### WORK INSTRUCTIONS
Only a number is wanted: how many lines in the listing contain the word "this"?

### RECORDED DATA
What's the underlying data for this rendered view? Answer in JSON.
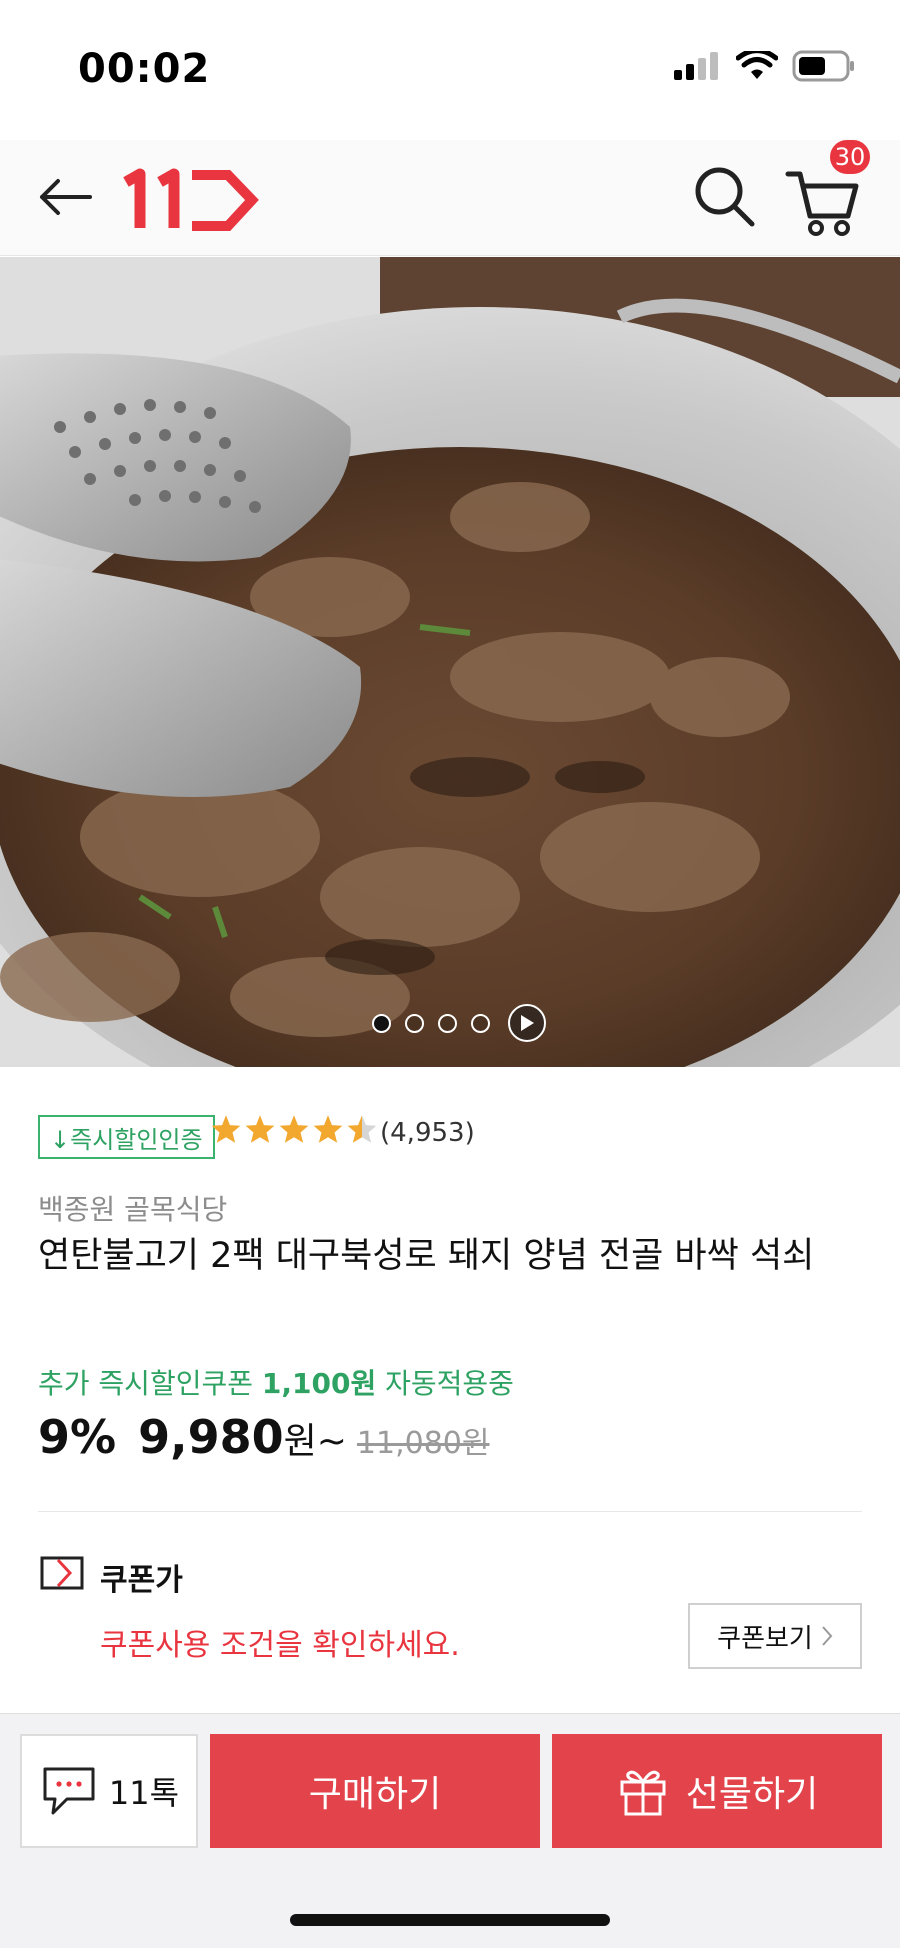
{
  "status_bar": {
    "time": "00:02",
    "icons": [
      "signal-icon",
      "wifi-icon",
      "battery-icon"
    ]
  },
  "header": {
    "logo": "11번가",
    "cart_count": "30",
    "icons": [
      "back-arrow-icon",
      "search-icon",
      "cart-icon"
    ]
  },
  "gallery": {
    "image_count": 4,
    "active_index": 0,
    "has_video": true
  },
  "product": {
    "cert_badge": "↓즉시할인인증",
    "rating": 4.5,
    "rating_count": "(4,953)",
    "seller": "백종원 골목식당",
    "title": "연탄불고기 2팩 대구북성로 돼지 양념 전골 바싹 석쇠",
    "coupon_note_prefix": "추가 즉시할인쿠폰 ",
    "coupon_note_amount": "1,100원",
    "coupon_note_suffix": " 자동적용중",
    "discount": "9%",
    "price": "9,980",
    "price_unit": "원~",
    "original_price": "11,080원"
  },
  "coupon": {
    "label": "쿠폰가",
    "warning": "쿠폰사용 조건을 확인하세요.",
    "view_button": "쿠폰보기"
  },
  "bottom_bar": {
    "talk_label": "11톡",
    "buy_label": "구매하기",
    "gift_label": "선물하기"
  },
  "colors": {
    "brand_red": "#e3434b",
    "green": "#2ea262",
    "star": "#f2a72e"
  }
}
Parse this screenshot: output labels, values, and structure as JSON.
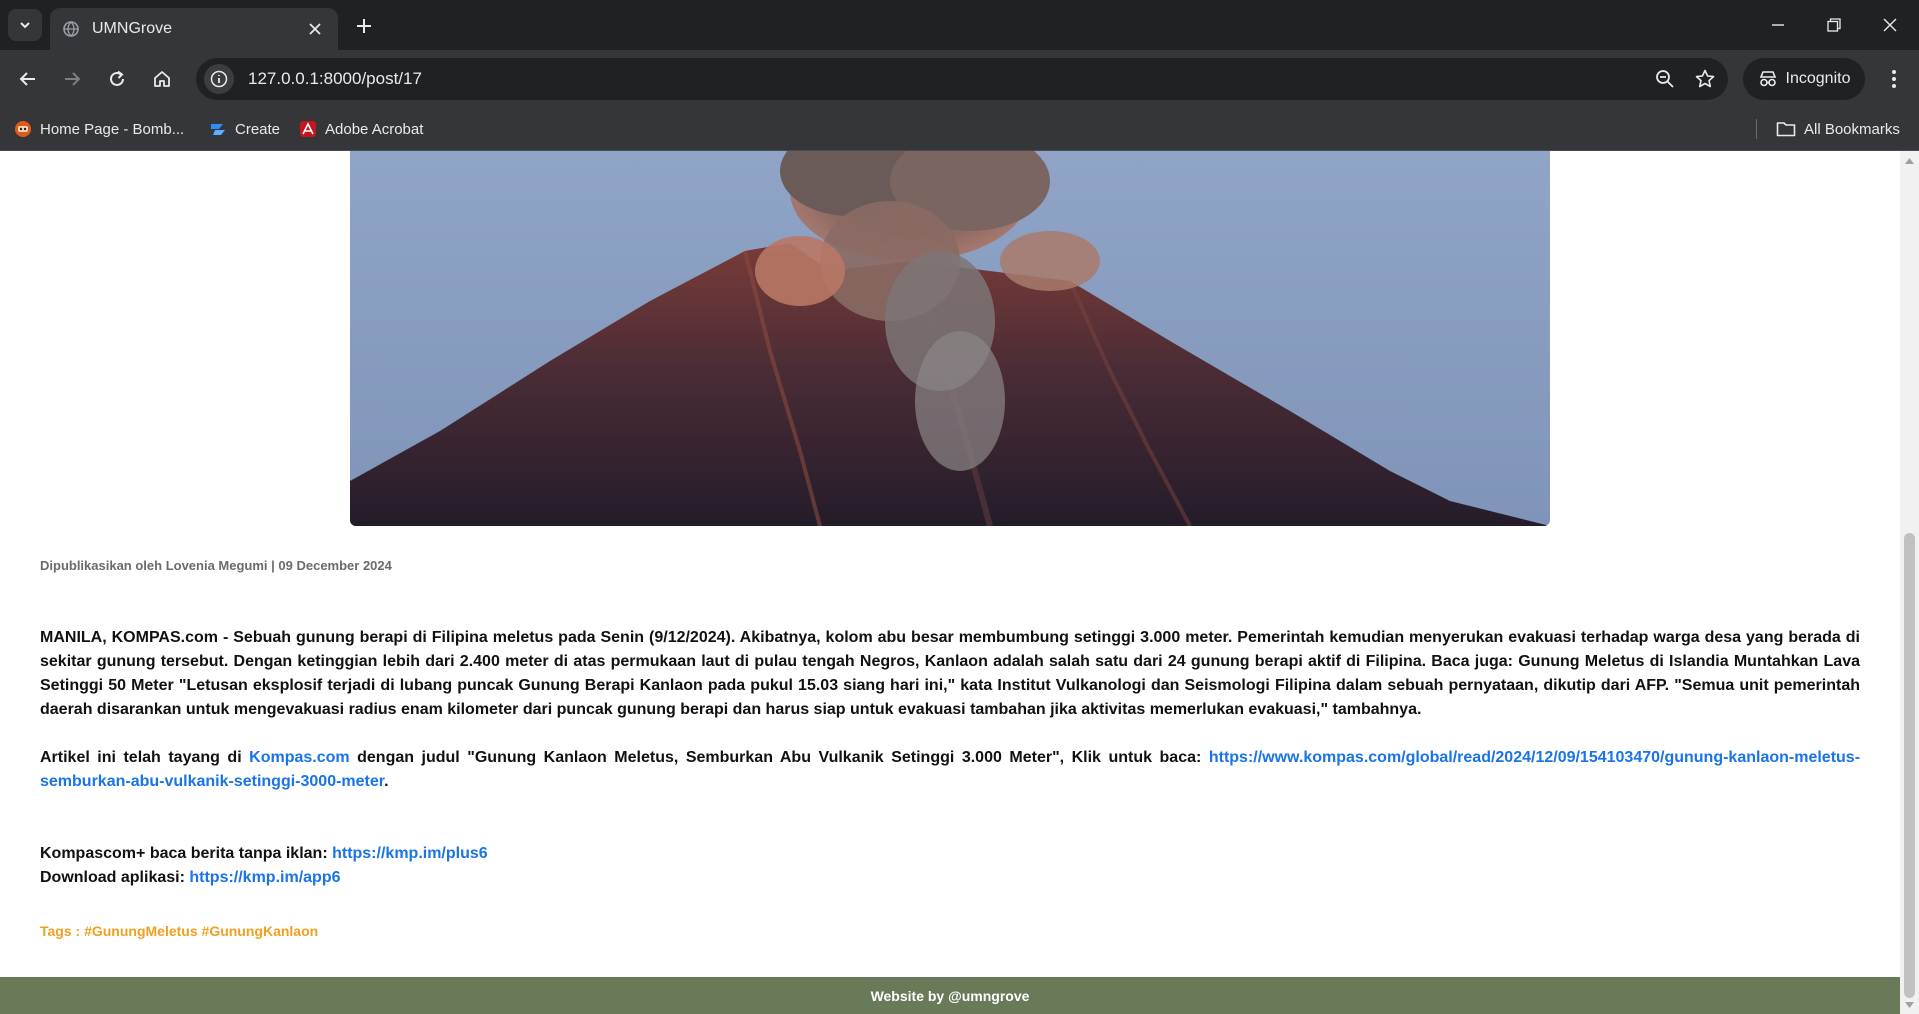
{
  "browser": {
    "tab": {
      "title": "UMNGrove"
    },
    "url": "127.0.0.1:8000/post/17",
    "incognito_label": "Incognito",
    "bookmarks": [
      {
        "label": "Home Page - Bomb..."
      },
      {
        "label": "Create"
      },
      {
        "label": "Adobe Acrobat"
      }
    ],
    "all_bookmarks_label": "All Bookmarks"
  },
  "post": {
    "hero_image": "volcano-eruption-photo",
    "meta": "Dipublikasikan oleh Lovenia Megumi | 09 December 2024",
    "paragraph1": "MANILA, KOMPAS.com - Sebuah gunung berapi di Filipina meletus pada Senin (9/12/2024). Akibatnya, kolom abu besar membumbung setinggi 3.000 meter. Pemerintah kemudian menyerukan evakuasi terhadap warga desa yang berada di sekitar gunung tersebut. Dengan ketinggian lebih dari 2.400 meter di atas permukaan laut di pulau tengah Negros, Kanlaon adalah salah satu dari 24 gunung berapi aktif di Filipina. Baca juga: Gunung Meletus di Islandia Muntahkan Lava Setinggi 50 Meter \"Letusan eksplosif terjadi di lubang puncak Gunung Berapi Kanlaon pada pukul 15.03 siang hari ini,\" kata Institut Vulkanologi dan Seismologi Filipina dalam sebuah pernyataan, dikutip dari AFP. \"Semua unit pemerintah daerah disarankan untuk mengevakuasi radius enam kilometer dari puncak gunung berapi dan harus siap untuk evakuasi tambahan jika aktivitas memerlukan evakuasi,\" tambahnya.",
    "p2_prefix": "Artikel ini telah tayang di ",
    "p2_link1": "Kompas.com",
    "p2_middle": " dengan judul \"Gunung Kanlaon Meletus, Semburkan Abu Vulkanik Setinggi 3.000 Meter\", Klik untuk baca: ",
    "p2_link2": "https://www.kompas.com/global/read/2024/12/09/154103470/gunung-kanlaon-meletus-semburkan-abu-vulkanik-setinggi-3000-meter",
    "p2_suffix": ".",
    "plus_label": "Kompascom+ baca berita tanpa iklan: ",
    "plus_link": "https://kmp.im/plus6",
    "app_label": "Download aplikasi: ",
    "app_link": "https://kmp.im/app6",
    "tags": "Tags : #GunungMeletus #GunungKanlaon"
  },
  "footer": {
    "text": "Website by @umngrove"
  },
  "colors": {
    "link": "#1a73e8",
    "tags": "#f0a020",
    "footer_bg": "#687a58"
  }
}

* * *

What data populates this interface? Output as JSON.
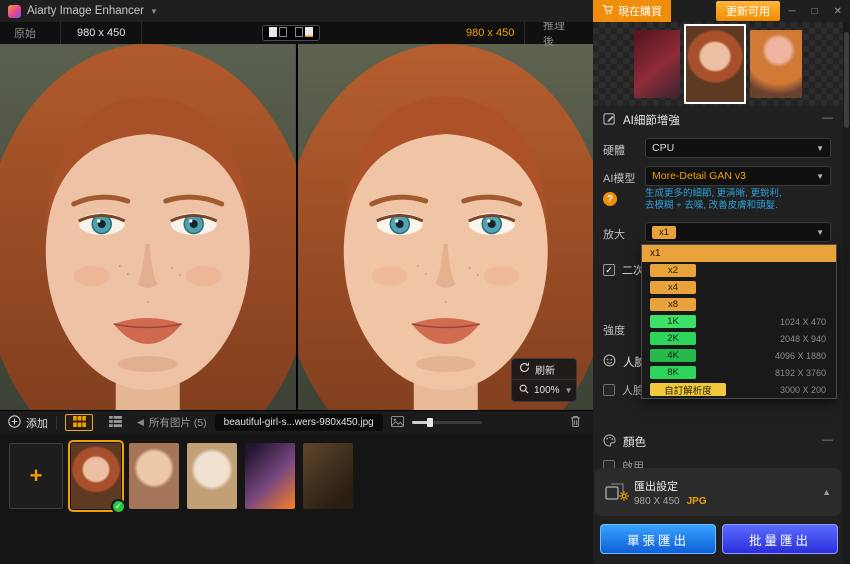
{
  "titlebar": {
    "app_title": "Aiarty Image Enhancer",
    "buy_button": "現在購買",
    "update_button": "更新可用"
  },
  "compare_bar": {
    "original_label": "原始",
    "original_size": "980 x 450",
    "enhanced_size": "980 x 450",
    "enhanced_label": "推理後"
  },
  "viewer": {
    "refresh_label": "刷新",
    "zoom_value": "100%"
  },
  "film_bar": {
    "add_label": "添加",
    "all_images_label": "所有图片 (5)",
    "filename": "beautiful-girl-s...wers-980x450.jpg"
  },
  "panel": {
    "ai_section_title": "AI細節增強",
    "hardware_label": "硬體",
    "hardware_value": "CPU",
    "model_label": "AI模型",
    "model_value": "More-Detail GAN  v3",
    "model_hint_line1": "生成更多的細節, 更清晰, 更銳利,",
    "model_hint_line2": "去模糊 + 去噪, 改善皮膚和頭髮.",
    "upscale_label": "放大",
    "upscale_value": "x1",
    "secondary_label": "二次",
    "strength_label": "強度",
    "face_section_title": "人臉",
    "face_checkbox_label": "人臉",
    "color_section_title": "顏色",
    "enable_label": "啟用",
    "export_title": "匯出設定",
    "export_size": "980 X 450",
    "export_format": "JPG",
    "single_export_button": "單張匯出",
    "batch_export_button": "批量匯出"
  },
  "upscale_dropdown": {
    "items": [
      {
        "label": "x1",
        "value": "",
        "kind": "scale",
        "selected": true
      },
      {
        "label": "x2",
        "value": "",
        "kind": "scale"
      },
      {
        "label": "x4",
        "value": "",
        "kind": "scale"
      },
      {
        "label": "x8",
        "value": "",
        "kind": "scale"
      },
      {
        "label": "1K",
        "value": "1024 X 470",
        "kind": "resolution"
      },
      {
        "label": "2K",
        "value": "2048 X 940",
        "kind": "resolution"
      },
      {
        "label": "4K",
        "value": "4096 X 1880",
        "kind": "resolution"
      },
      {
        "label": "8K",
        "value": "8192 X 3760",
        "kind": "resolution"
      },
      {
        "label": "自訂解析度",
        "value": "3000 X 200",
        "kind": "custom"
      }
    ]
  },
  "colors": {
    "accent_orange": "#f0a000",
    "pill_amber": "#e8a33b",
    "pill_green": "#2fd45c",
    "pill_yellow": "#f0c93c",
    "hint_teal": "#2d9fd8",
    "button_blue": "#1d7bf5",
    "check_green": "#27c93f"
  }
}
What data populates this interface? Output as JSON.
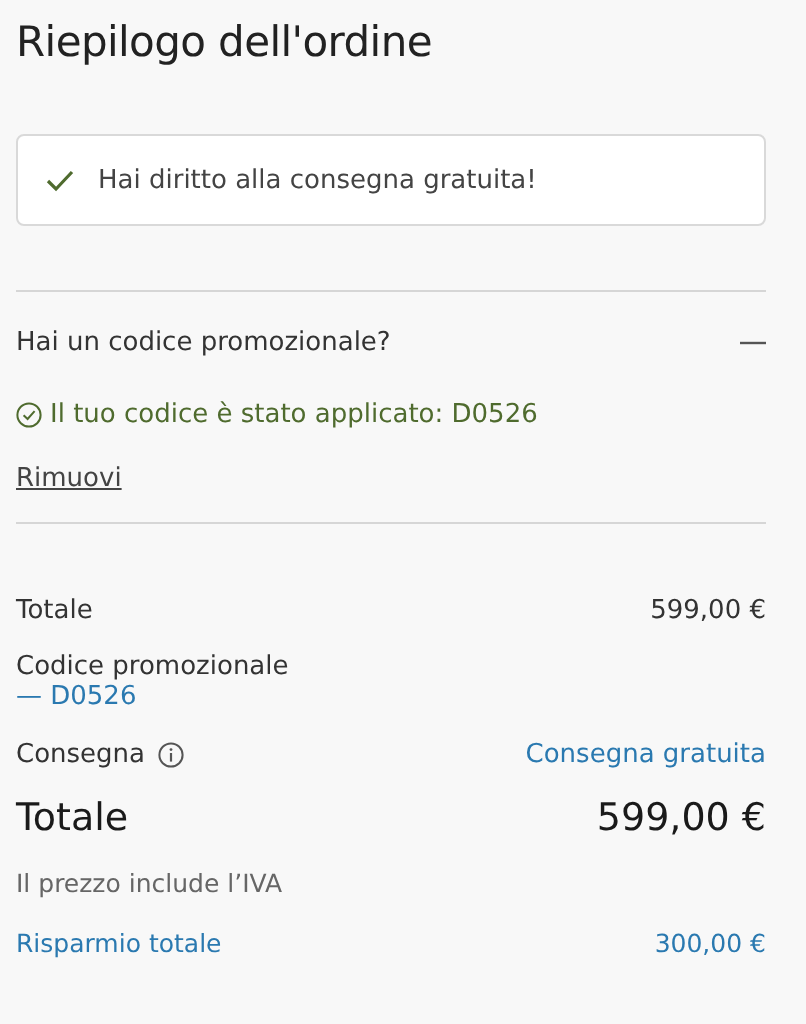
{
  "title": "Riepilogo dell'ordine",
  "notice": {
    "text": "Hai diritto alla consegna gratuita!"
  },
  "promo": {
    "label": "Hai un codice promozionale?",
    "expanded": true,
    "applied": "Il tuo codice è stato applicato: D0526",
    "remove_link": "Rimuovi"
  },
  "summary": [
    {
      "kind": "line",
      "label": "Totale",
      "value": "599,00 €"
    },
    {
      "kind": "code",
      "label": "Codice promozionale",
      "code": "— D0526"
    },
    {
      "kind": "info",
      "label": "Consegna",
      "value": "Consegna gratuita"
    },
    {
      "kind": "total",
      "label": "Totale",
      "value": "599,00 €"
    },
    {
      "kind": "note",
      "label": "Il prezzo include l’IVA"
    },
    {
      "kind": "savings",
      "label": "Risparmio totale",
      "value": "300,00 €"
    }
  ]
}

### WRITTEN ANSWER
4